Every record below should be written out exactly; pictures stay out.

start RECORDS SHOWN

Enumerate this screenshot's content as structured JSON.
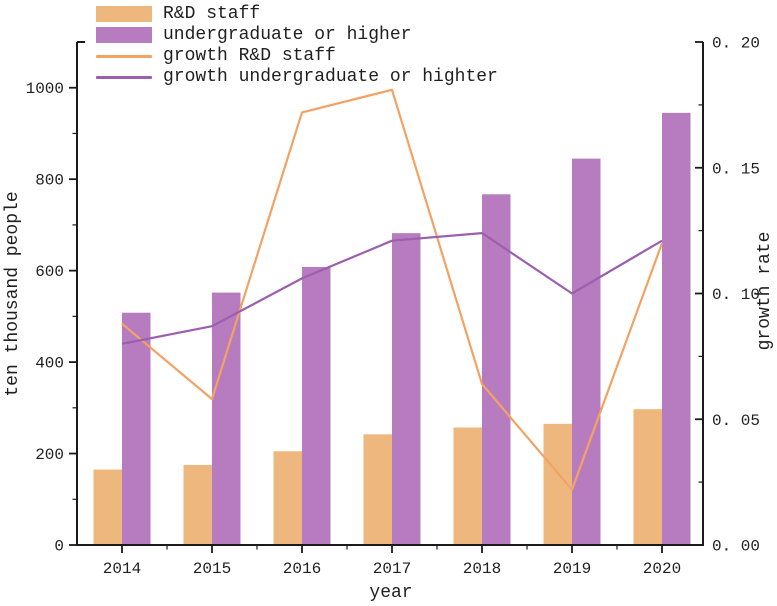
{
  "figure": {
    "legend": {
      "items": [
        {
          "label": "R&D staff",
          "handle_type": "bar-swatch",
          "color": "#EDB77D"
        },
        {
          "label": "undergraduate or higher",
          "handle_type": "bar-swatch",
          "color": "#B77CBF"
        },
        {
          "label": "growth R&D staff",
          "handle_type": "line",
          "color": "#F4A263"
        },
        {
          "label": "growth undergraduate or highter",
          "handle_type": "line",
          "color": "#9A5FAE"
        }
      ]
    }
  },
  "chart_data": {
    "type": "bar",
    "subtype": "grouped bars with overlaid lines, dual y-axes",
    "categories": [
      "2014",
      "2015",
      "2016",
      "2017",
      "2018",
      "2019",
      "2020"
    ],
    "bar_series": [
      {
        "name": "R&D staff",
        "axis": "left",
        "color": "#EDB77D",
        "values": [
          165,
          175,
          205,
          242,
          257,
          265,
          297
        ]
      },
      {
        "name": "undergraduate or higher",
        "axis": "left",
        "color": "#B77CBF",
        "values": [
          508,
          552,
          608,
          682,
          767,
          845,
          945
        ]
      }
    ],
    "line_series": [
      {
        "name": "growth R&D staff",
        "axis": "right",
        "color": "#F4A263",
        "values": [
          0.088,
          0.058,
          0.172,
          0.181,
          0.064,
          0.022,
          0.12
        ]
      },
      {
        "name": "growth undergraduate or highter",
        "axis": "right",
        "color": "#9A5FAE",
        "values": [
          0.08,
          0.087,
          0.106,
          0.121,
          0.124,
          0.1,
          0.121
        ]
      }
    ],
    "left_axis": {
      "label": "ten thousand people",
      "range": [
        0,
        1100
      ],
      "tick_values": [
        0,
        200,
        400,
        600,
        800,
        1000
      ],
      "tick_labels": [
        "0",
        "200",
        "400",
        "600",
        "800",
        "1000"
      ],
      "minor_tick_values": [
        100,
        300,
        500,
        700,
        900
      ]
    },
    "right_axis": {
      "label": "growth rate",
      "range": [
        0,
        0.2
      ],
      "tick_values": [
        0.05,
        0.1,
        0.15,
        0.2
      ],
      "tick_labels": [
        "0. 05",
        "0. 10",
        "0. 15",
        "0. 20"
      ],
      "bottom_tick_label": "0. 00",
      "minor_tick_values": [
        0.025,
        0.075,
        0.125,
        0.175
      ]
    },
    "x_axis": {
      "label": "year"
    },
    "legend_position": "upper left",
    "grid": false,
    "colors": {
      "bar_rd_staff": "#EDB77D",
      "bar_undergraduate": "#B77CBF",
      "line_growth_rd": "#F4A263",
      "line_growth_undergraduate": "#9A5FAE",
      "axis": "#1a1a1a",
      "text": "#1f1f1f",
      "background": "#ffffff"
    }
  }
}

end RECORDS SHOWN

RESULT OF THIS EXERCISE:
Enumerate this screenshot's content as structured JSON.
{
  "figure": {
    "legend": {
      "items": [
        {
          "label": "R&D staff",
          "handle_type": "bar-swatch",
          "color": "#EDB77D"
        },
        {
          "label": "undergraduate or higher",
          "handle_type": "bar-swatch",
          "color": "#B77CBF"
        },
        {
          "label": "growth R&D staff",
          "handle_type": "line",
          "color": "#F4A263"
        },
        {
          "label": "growth undergraduate or highter",
          "handle_type": "line",
          "color": "#9A5FAE"
        }
      ]
    }
  },
  "chart_data": {
    "type": "bar",
    "subtype": "grouped bars with overlaid lines, dual y-axes",
    "categories": [
      "2014",
      "2015",
      "2016",
      "2017",
      "2018",
      "2019",
      "2020"
    ],
    "bar_series": [
      {
        "name": "R&D staff",
        "axis": "left",
        "color": "#EDB77D",
        "values": [
          165,
          175,
          205,
          242,
          257,
          265,
          297
        ]
      },
      {
        "name": "undergraduate or higher",
        "axis": "left",
        "color": "#B77CBF",
        "values": [
          508,
          552,
          608,
          682,
          767,
          845,
          945
        ]
      }
    ],
    "line_series": [
      {
        "name": "growth R&D staff",
        "axis": "right",
        "color": "#F4A263",
        "values": [
          0.088,
          0.058,
          0.172,
          0.181,
          0.064,
          0.022,
          0.12
        ]
      },
      {
        "name": "growth undergraduate or highter",
        "axis": "right",
        "color": "#9A5FAE",
        "values": [
          0.08,
          0.087,
          0.106,
          0.121,
          0.124,
          0.1,
          0.121
        ]
      }
    ],
    "left_axis": {
      "label": "ten thousand people",
      "range": [
        0,
        1100
      ],
      "tick_values": [
        0,
        200,
        400,
        600,
        800,
        1000
      ],
      "tick_labels": [
        "0",
        "200",
        "400",
        "600",
        "800",
        "1000"
      ],
      "minor_tick_values": [
        100,
        300,
        500,
        700,
        900
      ]
    },
    "right_axis": {
      "label": "growth rate",
      "range": [
        0,
        0.2
      ],
      "tick_values": [
        0.05,
        0.1,
        0.15,
        0.2
      ],
      "tick_labels": [
        "0. 05",
        "0. 10",
        "0. 15",
        "0. 20"
      ],
      "bottom_tick_label": "0. 00",
      "minor_tick_values": [
        0.025,
        0.075,
        0.125,
        0.175
      ]
    },
    "x_axis": {
      "label": "year"
    },
    "legend_position": "upper left",
    "grid": false,
    "colors": {
      "bar_rd_staff": "#EDB77D",
      "bar_undergraduate": "#B77CBF",
      "line_growth_rd": "#F4A263",
      "line_growth_undergraduate": "#9A5FAE",
      "axis": "#1a1a1a",
      "text": "#1f1f1f",
      "background": "#ffffff"
    }
  }
}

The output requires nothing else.